Goal a: In the parliamentary record on the carbon tax, which minister does the Hon. R.L. Brokenshire seek leave to question?

Text passage:
begin

Legislative Council - Fifty-Second Parliament, Second Session (52-2)
2013-09-12 Daily Xml

Contents

CARBON TAX

The Hon. R.L. BROKENSHIRE (14:46): I seek leave to make a brief explanation before asking the Minister for Environment a question regarding the repeal of the carbon tax.

Leave granted.

The Hon. R.L. BROKENSHIRE: I take this opportunity to record Family First's congratulations to the Hon. Tony Abbott MHR, the Prime Minister-elect of the federal government, and also to commiserate with the Labor Party and former prime minister Kevin Rudd for their loss.

The Hon. G.E. Gago interjecting:

The Hon. R.L. BROKENSHIRE: Crossbenches.

end

Goal b: In the listing, rewrite the lines from the one containing "Find all labels, buttons, inputs, and" up to and including the one containing "- cm-unit-cell: cm: [1217, 279, 1292, 369]", substituting "centimeter-unit-cell" for "cm-unit-cell" and leaving everything else unchanged.

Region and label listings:
begin

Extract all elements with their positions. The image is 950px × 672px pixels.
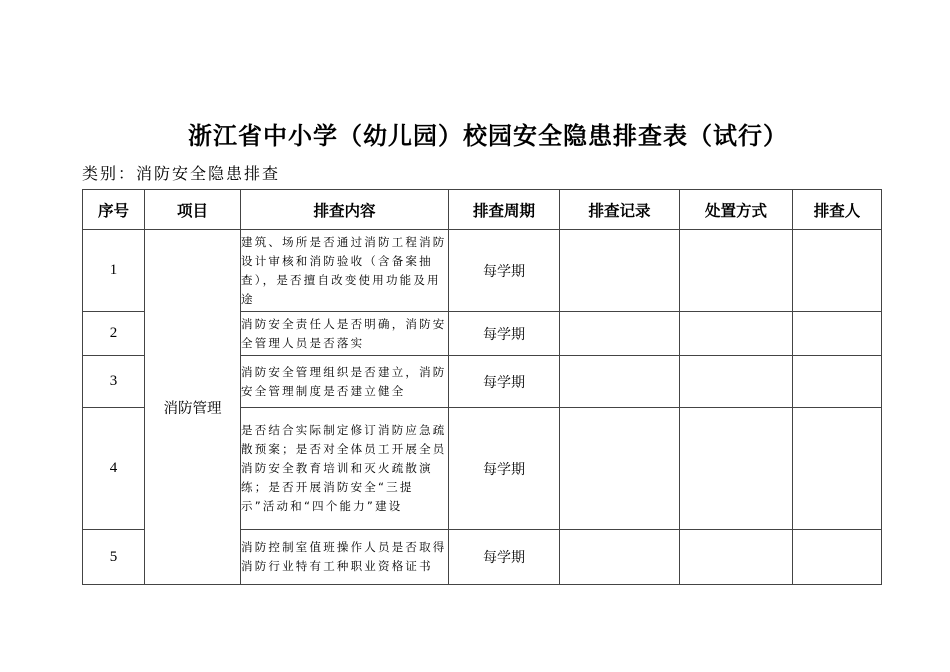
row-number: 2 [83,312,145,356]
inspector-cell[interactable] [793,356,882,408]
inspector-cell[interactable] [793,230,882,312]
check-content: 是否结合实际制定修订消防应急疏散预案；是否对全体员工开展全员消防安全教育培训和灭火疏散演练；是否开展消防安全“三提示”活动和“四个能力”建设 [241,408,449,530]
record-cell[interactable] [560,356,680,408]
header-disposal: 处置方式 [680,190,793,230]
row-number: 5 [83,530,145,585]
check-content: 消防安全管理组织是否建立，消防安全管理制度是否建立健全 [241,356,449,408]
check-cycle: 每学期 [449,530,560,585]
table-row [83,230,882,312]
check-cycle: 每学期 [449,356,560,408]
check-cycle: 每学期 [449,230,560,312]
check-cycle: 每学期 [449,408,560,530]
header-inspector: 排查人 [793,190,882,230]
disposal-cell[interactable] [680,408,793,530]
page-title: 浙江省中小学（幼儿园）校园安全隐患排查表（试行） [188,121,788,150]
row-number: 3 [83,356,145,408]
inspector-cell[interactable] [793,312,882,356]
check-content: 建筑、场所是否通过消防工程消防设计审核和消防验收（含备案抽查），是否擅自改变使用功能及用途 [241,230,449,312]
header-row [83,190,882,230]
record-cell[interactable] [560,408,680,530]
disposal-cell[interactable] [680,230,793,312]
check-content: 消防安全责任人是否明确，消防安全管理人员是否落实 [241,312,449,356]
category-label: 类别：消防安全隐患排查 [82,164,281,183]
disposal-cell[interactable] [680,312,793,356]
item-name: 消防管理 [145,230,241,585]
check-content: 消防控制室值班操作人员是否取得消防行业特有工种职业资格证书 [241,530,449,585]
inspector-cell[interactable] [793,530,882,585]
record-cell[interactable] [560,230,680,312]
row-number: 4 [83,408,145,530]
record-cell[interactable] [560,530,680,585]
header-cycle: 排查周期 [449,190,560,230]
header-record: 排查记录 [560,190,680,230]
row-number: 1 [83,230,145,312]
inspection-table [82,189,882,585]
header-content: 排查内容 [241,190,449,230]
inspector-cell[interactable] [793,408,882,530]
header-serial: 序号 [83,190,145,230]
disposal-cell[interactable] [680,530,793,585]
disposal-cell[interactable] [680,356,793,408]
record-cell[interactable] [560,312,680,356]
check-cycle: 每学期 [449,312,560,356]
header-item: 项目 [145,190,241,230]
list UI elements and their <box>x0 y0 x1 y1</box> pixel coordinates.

end
begin

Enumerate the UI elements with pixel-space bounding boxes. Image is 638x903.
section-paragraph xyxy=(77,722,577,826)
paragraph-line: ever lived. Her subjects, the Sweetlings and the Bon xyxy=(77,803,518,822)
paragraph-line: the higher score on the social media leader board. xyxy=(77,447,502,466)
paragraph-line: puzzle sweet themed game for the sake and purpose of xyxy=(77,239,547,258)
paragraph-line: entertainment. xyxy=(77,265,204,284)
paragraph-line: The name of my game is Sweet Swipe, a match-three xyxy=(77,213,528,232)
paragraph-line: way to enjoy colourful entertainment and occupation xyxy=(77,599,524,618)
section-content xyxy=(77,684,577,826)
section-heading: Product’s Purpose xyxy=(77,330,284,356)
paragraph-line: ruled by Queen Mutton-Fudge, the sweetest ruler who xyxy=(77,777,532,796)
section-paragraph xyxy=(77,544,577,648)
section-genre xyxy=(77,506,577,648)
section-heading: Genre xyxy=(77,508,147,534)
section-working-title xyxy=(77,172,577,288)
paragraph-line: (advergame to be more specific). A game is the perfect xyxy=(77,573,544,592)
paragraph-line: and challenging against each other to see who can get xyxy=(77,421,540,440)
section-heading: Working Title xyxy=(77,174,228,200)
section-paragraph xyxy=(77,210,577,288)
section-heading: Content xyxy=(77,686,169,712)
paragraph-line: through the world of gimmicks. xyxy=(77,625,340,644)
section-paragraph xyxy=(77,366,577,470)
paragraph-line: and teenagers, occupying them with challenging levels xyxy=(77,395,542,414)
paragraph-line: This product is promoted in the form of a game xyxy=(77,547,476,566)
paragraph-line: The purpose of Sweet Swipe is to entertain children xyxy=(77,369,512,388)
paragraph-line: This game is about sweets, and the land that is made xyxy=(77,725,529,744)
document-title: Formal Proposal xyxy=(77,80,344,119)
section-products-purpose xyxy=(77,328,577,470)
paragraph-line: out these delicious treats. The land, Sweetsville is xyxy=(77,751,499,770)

end
begin

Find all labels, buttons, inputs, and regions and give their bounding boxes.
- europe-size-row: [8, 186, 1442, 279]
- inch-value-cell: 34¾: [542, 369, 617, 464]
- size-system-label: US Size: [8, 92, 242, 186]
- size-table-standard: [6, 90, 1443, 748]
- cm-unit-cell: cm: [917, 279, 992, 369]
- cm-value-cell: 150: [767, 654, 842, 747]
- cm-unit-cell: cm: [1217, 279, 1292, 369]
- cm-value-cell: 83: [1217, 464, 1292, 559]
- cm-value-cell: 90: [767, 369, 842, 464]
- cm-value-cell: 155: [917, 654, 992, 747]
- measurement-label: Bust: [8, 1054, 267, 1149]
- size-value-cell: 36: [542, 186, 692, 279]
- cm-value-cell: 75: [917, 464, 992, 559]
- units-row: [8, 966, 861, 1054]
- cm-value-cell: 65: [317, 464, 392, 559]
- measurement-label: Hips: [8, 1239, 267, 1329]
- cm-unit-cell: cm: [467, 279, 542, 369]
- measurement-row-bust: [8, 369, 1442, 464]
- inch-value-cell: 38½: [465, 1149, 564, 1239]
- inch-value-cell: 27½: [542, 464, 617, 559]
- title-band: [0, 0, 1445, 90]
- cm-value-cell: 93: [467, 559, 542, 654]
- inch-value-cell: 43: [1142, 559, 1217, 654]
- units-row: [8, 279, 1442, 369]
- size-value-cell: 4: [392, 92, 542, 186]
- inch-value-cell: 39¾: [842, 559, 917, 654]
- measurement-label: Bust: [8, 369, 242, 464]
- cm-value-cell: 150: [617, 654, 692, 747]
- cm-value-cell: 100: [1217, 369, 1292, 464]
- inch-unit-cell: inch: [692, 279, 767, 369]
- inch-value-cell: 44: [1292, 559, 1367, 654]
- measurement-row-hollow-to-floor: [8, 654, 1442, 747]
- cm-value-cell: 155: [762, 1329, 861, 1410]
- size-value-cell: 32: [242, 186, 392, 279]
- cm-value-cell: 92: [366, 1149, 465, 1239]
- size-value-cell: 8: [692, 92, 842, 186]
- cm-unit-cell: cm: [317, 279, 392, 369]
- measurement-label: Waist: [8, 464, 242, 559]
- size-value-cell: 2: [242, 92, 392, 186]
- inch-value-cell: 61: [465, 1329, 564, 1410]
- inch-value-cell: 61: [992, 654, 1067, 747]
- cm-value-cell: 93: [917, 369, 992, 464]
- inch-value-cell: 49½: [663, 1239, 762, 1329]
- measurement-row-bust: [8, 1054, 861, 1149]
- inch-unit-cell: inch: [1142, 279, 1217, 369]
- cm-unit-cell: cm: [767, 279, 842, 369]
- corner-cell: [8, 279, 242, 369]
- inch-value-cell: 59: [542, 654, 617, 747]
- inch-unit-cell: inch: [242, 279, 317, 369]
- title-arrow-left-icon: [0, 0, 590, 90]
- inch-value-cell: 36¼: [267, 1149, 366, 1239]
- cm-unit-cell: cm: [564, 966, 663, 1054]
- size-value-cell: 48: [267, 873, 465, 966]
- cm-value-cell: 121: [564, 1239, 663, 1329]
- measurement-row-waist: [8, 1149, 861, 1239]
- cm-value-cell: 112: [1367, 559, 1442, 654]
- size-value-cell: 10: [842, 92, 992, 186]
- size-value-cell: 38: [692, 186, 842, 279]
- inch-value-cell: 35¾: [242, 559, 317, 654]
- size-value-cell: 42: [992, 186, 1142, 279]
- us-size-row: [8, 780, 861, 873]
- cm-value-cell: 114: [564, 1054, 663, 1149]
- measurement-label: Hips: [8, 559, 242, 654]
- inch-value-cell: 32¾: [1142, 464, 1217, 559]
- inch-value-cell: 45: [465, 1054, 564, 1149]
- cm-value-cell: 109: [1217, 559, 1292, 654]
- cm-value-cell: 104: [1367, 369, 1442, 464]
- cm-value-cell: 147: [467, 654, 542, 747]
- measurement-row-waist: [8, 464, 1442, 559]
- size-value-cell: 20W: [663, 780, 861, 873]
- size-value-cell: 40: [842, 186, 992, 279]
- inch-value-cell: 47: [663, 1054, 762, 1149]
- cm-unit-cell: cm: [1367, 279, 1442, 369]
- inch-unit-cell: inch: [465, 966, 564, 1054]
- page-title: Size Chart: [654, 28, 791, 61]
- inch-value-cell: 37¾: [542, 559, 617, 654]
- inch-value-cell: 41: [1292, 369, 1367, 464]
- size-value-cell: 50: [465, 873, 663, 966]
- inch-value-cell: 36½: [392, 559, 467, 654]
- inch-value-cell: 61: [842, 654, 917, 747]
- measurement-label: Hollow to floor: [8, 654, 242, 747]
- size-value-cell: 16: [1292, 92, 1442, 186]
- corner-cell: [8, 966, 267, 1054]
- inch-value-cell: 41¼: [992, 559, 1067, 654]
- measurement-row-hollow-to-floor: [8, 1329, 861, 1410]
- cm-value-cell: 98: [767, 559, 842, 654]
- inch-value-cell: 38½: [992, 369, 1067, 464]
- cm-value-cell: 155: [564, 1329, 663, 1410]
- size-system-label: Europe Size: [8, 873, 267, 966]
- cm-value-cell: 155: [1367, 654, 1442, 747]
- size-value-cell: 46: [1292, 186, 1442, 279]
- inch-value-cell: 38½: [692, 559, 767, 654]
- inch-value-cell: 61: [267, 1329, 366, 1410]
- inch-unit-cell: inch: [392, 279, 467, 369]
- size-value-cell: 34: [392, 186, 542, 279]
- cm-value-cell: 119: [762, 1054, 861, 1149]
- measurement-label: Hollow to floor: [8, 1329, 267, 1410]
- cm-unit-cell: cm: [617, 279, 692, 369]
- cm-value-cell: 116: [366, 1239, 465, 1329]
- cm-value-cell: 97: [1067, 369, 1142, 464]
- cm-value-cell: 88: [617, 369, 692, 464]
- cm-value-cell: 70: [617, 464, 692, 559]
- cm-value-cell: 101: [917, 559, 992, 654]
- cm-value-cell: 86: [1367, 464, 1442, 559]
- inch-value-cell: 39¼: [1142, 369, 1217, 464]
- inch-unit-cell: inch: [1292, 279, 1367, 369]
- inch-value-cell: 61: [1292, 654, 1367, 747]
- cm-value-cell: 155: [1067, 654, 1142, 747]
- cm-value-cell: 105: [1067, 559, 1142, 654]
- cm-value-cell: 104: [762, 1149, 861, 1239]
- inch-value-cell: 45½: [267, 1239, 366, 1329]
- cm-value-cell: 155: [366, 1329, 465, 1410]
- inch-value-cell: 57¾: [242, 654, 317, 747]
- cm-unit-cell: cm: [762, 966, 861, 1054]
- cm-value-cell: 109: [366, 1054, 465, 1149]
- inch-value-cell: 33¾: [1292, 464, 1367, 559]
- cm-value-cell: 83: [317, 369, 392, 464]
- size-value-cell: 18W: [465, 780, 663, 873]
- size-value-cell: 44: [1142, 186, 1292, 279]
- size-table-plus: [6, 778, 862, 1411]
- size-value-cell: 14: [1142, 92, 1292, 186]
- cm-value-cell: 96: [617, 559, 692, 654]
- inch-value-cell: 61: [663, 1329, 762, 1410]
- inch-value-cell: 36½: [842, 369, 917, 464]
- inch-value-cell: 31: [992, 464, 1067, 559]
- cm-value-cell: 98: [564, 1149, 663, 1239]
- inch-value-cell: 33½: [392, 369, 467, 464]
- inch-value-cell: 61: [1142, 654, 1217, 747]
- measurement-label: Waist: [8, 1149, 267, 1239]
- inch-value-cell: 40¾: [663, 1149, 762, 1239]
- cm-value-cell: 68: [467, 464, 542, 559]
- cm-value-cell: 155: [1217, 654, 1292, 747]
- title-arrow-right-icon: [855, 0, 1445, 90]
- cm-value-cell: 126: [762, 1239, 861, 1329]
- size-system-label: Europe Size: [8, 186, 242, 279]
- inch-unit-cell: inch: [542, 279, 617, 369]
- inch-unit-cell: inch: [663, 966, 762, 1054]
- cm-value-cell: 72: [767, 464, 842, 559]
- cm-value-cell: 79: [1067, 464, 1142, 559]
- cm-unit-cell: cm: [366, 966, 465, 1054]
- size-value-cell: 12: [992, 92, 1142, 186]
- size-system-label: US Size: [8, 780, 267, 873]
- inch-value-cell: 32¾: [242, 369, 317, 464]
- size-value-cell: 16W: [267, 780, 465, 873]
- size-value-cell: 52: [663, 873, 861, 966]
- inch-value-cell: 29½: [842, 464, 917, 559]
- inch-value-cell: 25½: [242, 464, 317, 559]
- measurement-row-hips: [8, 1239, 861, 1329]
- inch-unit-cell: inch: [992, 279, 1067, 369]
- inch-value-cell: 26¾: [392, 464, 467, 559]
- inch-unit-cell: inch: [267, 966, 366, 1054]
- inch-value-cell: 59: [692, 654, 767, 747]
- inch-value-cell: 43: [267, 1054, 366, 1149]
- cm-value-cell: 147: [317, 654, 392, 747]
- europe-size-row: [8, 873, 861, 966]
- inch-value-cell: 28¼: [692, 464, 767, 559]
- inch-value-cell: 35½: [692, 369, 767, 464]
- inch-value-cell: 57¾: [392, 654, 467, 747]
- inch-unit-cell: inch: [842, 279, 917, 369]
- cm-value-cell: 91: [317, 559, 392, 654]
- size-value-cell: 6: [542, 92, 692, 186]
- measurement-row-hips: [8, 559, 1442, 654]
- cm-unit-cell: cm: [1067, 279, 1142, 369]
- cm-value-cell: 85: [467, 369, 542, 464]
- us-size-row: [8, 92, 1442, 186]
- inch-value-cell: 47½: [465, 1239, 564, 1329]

end

Exercise answer a: The Minister for Environment.

Exercise answer b:
Find all labels, buttons, inputs, and regions and give their bounding boxes.
- europe-size-row: [8, 186, 1442, 279]
- inch-value-cell: 34¾: [542, 369, 617, 464]
- size-system-label: US Size: [8, 92, 242, 186]
- size-table-standard: [6, 90, 1443, 748]
- centimeter-unit-cell: cm: [917, 279, 992, 369]
- cm-value-cell: 150: [767, 654, 842, 747]
- centimeter-unit-cell: cm: [1217, 279, 1292, 369]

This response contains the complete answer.